CHALLENGE 1: Copy the listing's opening lines unchanged, starting at its first line and stopping after the line that contains "composer-name: Johann Strauss".

READING PASSAGE:
######

> http://www.zdnet.com/pcweek/news/0615/15wolf.html
> Yet again, NT can't cut it. But hey, just redefine clustering as
> fail-over and charge a couple of thousand bucks....
It's an open API, write your own 'clustering, et al.'{Meanie. You got a
sunburn again, I bet.}
What is it that makes me nervous about FAT32, anyhow?
Does it really sound like the drive is steeling itself to expulse
the platters on directory access? (Only less so NTFS?)
http://www.economist.com/editorial/freeforall/microsoft_case/focus_microsoft_tframeset.html
Synopsis if Bill Gate's letter below, Armitage-style.
It features a photo which shows Gates imitating
that NOW representative from the Reagan administration
and T J Rodgers at the same time.
This sentence intentionally left ambiguous.
This is the boilerplate opener setting the tone for the
cheesing you're about to get.
This claims 25% of US real economic growth and
8% of US output, via the software industry as a whole,
which is said to be vibrant.

######

GIVEN RECORDS:
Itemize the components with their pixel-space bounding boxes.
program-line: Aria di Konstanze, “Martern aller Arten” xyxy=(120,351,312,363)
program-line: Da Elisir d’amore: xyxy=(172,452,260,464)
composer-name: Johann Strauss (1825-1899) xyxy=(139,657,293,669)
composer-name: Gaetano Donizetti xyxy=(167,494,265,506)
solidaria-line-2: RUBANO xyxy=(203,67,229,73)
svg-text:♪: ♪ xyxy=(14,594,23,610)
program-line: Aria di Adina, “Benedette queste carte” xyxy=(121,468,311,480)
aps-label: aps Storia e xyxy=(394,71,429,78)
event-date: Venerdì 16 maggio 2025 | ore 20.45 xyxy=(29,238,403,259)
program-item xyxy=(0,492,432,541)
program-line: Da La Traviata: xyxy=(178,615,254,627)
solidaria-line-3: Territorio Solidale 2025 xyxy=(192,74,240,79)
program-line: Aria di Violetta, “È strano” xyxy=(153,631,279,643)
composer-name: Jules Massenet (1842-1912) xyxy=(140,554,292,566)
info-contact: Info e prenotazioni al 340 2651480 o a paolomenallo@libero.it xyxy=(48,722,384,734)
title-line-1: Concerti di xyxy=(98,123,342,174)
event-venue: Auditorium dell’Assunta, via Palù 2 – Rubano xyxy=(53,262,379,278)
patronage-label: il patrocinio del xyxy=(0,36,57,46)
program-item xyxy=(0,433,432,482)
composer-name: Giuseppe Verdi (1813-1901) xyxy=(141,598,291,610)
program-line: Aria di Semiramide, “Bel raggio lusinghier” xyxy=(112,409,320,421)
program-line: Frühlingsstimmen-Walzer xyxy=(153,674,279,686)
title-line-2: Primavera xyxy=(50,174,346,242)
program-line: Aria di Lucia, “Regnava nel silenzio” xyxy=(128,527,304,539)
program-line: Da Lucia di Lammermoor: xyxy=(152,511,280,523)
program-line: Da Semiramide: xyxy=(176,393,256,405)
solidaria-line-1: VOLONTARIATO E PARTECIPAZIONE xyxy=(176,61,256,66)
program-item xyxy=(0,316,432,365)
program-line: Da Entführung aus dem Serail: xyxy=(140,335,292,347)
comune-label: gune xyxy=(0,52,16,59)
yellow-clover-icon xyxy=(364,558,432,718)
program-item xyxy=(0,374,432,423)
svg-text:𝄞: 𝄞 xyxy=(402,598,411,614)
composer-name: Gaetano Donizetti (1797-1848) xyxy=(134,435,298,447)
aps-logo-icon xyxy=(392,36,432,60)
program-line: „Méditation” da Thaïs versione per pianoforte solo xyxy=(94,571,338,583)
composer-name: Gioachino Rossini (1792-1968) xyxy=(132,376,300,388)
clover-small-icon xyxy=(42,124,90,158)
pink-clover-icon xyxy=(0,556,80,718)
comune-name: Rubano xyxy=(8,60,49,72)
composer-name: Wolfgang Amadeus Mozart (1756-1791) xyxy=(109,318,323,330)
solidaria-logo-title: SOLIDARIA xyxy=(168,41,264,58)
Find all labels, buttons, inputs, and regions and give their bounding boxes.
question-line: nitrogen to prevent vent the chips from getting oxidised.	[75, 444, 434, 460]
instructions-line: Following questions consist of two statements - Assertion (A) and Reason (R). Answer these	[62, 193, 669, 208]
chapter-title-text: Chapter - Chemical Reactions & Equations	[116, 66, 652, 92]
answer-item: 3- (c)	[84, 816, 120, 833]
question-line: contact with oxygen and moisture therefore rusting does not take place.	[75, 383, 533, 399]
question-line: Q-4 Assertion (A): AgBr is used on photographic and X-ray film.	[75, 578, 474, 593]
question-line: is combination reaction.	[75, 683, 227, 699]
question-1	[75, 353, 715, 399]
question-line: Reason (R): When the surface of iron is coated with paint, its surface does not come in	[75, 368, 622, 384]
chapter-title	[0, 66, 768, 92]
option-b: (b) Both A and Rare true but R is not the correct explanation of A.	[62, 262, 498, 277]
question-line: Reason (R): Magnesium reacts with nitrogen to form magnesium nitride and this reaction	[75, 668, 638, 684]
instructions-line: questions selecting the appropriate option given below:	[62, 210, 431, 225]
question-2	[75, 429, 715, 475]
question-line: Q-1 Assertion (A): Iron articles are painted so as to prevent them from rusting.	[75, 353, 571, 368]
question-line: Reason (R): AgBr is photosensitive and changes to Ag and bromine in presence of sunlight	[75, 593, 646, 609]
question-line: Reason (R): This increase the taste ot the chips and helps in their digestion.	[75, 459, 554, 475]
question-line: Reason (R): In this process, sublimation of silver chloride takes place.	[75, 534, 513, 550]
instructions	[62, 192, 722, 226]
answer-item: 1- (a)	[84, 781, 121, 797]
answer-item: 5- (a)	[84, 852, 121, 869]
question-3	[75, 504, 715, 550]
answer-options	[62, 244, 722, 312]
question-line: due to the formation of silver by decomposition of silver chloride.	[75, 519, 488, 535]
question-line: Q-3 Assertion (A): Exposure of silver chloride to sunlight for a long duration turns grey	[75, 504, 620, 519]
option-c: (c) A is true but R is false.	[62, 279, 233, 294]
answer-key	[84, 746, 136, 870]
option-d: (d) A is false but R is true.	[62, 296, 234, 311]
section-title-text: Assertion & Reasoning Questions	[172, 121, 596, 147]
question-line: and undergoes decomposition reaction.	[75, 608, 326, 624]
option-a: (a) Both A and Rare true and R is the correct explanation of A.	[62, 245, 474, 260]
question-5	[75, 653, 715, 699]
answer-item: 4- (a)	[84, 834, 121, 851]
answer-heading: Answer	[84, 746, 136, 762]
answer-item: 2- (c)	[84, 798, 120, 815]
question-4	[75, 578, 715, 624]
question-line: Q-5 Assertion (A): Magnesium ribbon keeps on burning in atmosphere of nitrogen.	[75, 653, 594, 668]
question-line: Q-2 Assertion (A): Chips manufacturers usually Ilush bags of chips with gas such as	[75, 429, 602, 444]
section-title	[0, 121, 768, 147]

######

CHALLENGE 2: In the post, take the part that begins at the words "Does it really" and ends after "intentionally left ambiguous.", and write it out again with "platters" replaced by "disks".

OUTPUT 1:
Itemize the components with their pixel-space bounding boxes.
program-line: Aria di Konstanze, “Martern aller Arten” xyxy=(120,351,312,363)
program-line: Da Elisir d’amore: xyxy=(172,452,260,464)
composer-name: Johann Strauss (1825-1899) xyxy=(139,657,293,669)

OUTPUT 2:
Does it really sound like the drive is steeling itself to expulse
the disks on directory access? (Only less so NTFS?)
http://www.economist.com/editorial/freeforall/microsoft_case/focus_microsoft_tframeset.html
Synopsis if Bill Gate's letter below, Armitage-style.
It features a photo which shows Gates imitating
that NOW representative from the Reagan administration
and T J Rodgers at the same time.
This sentence intentionally left ambiguous.